[To be done]: Extract each line of the records below that contains the word "into".

Stored data entries:
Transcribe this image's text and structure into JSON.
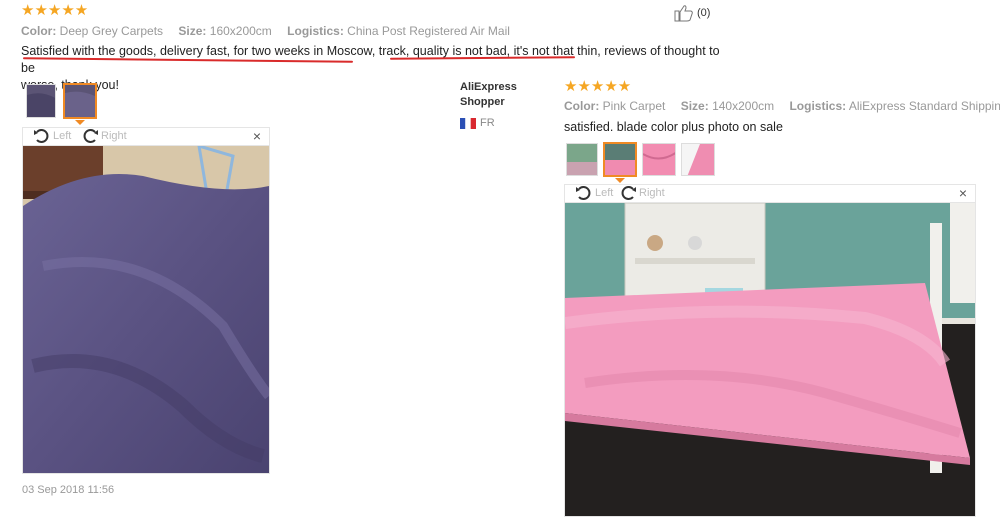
{
  "review1": {
    "stars": "★★★★★",
    "color_label": "Color:",
    "color_value": "Deep Grey Carpets",
    "size_label": "Size:",
    "size_value": "160x200cm",
    "logistics_label": "Logistics:",
    "logistics_value": "China Post Registered Air Mail",
    "text_line1": "Satisfied with the goods, delivery fast, for two weeks in Moscow, track, quality is not bad, it's not that thin, reviews of thought to be",
    "text_line2": "worse, thank you!",
    "helpful_count": "(0)",
    "viewer": {
      "left_label": "Left",
      "right_label": "Right",
      "close": "×"
    },
    "date": "03 Sep 2018 11:56"
  },
  "review2": {
    "user_name_line1": "AliExpress",
    "user_name_line2": "Shopper",
    "country": "FR",
    "stars": "★★★★★",
    "color_label": "Color:",
    "color_value": "Pink Carpet",
    "size_label": "Size:",
    "size_value": "140x200cm",
    "logistics_label": "Logistics:",
    "logistics_value": "AliExpress Standard Shipping",
    "text": "satisfied. blade color plus photo on sale",
    "viewer": {
      "left_label": "Left",
      "right_label": "Right",
      "close": "×"
    }
  },
  "colors": {
    "star": "#f5a623",
    "selected_thumb": "#f08a24",
    "underline": "#d92b2b"
  }
}
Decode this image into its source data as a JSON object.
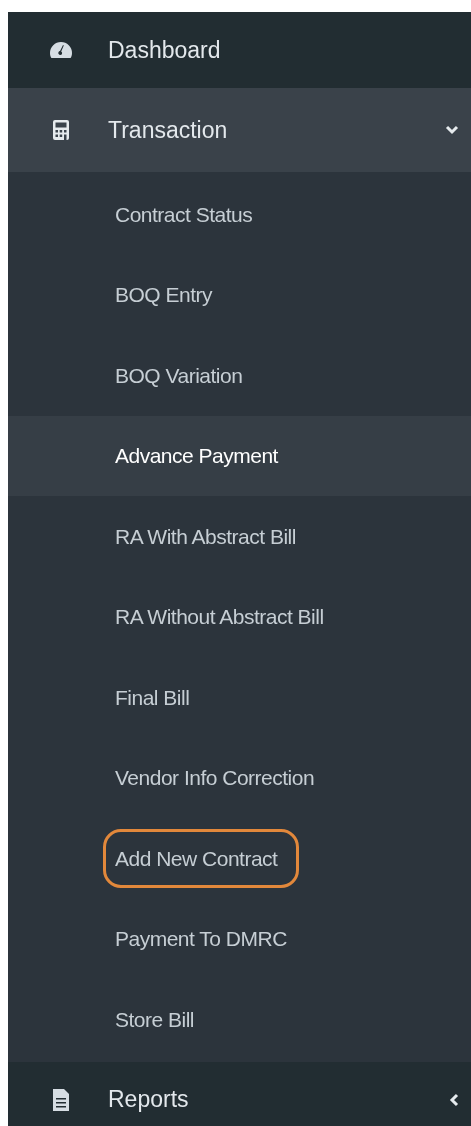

[Final result]:
Transcribe this image's text and structure into JSON.
Decode this image into its source data as a JSON object.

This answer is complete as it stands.